== Directions for this task ==
Substitute "sparkle-decoration" for "confetti-decoration" in the stretch of the listing from its start through the line containing "stake-label: Stake: <box>74 411 151 441</box>". Give back only those lines, with everything else unchanged.

== Dataset records ==
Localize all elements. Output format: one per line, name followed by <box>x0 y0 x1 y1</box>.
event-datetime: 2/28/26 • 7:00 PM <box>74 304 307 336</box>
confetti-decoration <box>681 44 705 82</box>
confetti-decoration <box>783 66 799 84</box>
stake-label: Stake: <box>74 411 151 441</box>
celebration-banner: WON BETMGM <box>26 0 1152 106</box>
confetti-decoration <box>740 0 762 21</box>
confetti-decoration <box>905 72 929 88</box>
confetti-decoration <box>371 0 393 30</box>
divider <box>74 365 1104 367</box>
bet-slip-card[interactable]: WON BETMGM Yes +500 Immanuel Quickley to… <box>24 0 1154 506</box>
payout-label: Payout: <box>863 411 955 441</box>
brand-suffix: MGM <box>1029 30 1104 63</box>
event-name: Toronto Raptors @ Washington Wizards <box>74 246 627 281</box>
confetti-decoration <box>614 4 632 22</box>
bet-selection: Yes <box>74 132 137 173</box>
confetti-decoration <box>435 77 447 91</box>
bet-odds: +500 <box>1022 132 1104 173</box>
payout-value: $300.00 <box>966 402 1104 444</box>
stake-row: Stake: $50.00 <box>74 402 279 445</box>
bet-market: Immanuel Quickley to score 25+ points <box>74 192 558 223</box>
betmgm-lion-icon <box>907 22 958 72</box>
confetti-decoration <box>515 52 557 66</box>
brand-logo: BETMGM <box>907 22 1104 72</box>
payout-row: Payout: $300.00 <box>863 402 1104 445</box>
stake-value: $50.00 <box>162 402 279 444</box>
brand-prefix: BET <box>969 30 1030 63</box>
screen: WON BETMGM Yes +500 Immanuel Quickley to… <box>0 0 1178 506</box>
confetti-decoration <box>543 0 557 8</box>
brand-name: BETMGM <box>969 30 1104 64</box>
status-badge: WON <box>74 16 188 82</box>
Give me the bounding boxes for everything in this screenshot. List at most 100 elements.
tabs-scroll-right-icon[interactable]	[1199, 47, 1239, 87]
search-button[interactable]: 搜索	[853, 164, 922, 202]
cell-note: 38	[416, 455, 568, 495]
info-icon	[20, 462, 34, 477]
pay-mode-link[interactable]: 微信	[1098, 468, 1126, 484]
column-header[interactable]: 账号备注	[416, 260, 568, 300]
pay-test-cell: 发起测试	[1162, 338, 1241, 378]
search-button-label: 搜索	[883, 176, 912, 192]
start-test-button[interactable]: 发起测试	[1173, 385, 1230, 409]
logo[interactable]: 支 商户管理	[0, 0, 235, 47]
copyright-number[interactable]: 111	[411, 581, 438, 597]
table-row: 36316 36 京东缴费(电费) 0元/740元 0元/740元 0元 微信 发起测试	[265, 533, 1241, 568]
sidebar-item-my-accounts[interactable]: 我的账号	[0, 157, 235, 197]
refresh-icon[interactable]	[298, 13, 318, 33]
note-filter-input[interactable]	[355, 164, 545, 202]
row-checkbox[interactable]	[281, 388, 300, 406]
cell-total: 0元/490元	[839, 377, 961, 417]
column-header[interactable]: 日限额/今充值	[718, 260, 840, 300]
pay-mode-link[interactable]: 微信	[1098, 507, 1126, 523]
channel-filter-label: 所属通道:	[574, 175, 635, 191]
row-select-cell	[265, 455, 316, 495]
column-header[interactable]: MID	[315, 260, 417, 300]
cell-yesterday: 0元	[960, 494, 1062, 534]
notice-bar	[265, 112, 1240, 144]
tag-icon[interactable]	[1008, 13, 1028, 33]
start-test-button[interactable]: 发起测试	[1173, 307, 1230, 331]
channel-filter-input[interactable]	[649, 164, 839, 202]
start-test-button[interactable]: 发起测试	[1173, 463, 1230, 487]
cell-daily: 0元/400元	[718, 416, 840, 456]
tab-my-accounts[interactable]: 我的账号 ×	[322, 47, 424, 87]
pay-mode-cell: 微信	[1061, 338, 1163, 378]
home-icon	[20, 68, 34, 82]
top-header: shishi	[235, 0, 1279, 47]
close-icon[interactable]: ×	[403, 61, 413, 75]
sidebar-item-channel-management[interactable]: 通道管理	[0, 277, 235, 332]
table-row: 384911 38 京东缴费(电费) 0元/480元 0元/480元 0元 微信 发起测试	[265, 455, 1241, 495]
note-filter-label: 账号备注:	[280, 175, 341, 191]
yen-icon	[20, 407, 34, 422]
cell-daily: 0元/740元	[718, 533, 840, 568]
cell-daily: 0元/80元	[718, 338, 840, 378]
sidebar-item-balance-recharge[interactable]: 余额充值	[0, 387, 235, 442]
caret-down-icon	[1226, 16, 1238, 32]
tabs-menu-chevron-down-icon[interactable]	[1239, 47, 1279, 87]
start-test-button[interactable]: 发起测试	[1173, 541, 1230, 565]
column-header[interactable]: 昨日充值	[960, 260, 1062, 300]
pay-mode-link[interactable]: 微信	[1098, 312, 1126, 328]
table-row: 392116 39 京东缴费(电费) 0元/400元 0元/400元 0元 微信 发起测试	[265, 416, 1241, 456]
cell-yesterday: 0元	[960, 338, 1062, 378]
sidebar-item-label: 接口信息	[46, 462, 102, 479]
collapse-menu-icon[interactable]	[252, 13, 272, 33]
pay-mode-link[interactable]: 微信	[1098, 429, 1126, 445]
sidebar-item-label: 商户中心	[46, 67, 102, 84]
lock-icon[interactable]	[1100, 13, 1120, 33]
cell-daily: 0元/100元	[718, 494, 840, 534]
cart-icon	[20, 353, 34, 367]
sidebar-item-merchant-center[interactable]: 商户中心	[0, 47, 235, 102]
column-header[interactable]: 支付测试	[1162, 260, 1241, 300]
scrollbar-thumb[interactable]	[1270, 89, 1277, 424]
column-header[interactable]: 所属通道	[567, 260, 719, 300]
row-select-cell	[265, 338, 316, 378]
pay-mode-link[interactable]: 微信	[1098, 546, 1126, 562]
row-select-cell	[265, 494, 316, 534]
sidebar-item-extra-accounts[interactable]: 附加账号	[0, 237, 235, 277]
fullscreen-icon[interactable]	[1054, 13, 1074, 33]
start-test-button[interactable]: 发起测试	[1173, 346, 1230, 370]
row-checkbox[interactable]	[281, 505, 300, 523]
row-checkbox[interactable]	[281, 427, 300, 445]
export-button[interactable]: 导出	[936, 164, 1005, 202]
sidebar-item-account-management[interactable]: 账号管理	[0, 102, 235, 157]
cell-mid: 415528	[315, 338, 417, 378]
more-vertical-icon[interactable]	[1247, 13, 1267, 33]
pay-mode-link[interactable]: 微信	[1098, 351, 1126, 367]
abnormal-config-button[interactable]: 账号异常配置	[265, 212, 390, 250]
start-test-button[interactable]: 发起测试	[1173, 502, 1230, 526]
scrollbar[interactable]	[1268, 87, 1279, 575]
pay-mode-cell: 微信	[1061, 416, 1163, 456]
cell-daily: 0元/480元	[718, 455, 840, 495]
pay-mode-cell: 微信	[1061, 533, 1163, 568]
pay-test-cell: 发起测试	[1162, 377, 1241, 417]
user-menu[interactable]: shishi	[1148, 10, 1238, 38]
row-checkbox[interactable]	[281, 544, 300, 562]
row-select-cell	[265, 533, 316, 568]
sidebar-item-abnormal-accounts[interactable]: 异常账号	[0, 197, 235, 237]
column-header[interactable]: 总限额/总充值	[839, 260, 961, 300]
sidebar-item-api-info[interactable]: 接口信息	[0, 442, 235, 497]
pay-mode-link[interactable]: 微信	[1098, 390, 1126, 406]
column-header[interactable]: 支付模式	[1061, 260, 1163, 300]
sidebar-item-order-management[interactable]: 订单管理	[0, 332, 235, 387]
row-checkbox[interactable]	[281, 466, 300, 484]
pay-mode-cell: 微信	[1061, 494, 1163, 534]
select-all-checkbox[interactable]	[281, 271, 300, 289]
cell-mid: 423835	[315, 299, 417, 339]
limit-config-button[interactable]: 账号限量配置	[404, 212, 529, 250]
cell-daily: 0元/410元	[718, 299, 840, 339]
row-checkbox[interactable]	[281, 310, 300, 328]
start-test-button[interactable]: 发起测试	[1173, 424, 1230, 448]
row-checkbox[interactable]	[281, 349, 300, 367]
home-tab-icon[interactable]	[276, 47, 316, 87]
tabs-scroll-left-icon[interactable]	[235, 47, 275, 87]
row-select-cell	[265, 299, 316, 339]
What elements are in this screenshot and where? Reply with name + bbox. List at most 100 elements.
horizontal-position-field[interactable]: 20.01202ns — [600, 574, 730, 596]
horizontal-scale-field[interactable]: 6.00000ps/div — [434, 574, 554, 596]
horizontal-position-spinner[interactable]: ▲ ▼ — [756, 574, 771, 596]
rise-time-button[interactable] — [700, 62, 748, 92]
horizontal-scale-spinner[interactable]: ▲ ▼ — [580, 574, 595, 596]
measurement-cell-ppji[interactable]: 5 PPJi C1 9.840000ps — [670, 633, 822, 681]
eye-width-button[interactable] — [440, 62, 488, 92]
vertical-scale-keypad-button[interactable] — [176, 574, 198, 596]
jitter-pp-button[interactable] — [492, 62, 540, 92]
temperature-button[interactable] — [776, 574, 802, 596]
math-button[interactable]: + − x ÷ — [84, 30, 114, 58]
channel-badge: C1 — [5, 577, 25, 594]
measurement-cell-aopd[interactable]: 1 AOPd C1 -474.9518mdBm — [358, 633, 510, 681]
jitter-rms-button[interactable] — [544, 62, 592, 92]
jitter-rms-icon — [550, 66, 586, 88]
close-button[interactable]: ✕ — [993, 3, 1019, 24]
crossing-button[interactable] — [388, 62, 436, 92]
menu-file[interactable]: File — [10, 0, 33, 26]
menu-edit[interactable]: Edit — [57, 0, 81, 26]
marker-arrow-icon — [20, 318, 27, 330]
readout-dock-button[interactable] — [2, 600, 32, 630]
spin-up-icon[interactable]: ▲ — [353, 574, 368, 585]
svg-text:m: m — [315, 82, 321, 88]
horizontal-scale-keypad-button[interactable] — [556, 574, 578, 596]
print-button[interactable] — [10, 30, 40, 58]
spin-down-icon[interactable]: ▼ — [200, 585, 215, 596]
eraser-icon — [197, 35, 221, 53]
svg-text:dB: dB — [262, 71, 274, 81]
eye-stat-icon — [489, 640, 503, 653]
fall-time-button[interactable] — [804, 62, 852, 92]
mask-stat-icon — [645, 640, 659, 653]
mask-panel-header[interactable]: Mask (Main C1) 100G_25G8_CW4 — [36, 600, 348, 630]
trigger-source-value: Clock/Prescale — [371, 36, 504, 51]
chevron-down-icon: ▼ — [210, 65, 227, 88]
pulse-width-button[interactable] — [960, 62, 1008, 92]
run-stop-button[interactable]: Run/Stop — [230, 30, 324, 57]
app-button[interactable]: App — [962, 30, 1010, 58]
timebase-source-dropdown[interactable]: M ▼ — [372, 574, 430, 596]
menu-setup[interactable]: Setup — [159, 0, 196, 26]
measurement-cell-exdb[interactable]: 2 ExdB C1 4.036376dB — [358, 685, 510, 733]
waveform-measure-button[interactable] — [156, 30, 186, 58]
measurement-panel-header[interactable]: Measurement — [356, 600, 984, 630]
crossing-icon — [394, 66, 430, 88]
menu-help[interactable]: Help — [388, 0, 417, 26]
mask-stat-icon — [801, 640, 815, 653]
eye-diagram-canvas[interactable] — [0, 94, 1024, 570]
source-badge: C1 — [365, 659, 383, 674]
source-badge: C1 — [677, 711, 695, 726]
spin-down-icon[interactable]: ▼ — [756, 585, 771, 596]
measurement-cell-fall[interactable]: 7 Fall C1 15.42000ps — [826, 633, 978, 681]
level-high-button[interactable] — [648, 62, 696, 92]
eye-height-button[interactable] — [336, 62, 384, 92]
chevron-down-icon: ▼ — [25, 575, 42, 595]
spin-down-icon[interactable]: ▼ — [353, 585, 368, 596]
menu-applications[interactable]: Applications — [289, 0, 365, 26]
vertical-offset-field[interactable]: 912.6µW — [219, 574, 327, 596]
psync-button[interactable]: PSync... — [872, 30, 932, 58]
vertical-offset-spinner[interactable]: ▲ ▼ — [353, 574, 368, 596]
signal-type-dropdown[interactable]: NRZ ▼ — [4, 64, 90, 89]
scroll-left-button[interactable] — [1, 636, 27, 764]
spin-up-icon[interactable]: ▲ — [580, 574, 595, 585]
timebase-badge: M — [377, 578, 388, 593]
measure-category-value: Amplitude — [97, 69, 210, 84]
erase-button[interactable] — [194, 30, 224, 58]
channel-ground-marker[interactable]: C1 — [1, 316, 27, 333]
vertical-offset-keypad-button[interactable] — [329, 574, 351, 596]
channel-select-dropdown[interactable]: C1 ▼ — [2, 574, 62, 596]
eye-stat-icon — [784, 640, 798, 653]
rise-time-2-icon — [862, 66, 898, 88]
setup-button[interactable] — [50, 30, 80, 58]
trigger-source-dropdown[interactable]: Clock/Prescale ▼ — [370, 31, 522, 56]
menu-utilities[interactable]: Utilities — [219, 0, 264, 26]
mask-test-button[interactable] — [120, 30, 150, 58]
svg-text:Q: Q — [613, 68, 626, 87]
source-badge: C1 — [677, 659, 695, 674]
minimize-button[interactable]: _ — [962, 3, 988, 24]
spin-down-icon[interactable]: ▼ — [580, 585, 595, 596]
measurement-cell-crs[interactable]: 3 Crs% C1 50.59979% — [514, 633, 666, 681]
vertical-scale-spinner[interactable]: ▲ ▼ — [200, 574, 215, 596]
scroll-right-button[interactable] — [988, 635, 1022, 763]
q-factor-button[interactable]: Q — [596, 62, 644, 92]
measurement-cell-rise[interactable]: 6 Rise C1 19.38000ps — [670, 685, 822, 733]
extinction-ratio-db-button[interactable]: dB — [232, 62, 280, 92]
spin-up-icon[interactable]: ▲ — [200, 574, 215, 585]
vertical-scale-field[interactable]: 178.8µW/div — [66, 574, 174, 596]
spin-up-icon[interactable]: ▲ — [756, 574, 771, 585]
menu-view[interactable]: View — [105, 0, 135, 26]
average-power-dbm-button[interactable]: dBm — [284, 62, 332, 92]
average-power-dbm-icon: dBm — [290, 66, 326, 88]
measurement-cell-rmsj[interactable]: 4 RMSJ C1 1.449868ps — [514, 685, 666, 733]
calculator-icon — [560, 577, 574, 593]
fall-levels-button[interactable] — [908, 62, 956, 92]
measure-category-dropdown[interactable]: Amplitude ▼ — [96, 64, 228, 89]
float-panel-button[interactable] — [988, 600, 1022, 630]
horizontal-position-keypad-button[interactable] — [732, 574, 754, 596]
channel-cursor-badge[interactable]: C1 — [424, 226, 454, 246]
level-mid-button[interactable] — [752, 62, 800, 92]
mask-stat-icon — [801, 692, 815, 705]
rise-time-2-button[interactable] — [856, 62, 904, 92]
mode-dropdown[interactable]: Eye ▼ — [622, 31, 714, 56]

== Answer ==
Localize all elements. Output format: one per line, name followed by <box>x0 y0 x1 y1</box>.
event-datetime: 2/28/26 • 7:00 PM <box>74 304 307 336</box>
sparkle-decoration <box>681 44 705 82</box>
sparkle-decoration <box>783 66 799 84</box>
stake-label: Stake: <box>74 411 151 441</box>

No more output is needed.